**** Material provided

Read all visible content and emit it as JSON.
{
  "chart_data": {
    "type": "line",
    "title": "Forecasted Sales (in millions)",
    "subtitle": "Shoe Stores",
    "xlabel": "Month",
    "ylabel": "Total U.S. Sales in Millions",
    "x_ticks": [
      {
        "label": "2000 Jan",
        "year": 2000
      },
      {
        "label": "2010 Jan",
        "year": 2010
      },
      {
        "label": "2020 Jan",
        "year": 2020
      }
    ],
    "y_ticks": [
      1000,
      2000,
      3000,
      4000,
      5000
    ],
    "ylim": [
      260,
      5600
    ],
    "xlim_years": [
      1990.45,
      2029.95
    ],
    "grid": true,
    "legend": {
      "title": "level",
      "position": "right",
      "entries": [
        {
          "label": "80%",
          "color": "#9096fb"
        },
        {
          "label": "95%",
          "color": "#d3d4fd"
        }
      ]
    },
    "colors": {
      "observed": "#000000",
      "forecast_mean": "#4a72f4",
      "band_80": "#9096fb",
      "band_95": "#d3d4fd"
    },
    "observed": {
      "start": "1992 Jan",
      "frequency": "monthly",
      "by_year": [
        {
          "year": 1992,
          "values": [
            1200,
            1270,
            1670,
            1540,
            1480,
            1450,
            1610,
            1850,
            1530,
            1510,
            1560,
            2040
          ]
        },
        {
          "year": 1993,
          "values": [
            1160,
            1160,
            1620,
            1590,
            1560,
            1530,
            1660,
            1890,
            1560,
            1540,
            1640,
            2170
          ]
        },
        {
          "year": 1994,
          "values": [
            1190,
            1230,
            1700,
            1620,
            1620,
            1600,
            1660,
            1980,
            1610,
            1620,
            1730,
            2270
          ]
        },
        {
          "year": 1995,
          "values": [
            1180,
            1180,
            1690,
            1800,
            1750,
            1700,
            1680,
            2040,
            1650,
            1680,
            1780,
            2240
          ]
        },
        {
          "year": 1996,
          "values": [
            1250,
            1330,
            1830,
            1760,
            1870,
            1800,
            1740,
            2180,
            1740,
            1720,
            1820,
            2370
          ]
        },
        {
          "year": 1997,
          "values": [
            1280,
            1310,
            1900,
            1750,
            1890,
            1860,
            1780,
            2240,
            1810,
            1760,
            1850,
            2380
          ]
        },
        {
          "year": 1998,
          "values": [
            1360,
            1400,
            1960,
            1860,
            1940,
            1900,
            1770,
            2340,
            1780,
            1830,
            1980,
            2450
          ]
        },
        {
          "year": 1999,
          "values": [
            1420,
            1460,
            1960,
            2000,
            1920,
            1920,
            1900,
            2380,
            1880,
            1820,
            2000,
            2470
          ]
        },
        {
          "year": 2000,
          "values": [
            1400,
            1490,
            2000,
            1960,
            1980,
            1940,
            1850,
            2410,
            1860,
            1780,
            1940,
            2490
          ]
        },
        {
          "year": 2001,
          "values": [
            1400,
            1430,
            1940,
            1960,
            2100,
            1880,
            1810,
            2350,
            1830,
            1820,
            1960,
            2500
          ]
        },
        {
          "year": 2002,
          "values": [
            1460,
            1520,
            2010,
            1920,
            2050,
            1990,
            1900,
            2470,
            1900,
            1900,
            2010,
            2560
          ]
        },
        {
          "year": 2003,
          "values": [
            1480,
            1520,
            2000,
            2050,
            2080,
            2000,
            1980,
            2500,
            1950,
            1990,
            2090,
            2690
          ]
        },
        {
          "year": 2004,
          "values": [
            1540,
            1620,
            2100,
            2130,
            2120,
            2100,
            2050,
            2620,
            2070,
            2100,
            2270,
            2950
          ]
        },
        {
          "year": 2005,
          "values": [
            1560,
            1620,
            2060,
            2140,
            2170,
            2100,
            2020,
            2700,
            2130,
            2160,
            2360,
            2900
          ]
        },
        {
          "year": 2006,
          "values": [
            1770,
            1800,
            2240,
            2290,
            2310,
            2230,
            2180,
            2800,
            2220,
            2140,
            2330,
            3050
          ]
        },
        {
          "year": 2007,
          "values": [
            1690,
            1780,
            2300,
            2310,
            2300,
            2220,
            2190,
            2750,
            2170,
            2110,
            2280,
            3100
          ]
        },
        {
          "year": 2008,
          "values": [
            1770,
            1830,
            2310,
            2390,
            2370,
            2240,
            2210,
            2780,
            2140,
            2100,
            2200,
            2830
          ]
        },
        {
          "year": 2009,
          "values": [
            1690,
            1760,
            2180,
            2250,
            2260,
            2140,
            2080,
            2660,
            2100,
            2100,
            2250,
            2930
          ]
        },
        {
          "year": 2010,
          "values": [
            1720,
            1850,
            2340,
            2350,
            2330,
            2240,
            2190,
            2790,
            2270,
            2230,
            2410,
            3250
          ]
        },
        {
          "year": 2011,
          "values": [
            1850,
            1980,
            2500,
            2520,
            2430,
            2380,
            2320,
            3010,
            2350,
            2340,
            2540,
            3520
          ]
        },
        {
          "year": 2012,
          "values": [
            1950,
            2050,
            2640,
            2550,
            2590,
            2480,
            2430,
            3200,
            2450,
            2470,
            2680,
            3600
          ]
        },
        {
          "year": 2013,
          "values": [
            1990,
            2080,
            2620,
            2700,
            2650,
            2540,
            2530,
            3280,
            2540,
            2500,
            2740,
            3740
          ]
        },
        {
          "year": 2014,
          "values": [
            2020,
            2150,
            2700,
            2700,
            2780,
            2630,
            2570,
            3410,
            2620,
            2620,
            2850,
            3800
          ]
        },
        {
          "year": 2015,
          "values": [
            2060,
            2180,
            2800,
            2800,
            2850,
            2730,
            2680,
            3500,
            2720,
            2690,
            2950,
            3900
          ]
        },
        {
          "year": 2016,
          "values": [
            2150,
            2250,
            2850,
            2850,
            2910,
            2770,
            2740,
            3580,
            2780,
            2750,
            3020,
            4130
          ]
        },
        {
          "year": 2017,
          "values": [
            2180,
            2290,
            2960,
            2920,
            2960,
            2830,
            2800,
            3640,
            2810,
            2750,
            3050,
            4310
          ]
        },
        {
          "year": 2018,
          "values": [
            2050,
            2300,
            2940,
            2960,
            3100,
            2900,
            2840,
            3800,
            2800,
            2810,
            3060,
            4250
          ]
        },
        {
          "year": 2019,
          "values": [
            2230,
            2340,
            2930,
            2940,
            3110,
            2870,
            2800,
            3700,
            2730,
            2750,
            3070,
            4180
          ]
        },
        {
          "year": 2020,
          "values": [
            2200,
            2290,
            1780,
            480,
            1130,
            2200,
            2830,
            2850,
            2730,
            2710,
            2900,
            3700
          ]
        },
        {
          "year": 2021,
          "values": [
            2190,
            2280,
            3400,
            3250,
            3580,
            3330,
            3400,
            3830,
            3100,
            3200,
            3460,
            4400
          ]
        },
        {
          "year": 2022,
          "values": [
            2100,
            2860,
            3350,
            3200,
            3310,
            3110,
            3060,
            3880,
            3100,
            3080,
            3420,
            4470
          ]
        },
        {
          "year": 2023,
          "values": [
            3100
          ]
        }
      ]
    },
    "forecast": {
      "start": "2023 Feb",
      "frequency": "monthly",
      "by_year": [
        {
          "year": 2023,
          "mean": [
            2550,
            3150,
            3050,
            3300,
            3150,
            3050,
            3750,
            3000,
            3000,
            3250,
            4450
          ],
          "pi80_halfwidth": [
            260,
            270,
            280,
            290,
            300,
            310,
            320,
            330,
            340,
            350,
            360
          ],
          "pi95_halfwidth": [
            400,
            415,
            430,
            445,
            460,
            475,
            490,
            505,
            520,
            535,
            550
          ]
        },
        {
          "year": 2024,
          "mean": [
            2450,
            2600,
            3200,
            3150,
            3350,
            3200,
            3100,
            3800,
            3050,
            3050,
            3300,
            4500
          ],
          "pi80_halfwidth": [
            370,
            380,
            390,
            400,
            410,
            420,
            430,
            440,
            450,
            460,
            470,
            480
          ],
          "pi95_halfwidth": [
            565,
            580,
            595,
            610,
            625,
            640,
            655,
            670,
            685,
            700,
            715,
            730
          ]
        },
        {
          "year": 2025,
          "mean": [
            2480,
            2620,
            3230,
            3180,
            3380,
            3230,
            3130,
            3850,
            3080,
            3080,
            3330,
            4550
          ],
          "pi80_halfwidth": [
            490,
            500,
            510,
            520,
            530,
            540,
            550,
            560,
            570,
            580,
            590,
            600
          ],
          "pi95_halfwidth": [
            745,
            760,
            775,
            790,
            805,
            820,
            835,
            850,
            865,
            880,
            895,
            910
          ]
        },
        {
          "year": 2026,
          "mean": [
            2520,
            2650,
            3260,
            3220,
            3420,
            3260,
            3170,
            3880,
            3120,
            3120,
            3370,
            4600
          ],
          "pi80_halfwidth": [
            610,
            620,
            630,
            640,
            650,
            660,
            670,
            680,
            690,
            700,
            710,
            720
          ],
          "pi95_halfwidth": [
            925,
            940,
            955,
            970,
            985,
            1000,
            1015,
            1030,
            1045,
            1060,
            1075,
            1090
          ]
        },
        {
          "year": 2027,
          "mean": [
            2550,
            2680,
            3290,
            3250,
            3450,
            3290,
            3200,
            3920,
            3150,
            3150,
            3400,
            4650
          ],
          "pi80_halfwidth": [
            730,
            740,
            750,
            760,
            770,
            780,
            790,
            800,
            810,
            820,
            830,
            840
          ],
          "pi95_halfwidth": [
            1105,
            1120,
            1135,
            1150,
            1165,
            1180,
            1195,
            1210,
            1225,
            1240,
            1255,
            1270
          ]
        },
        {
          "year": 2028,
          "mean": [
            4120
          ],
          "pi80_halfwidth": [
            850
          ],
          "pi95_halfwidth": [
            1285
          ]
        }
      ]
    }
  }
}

********

→ What is needed
What is the number of lines in the listing above that contain the string "Sales"? Give only the number.

→ The output
2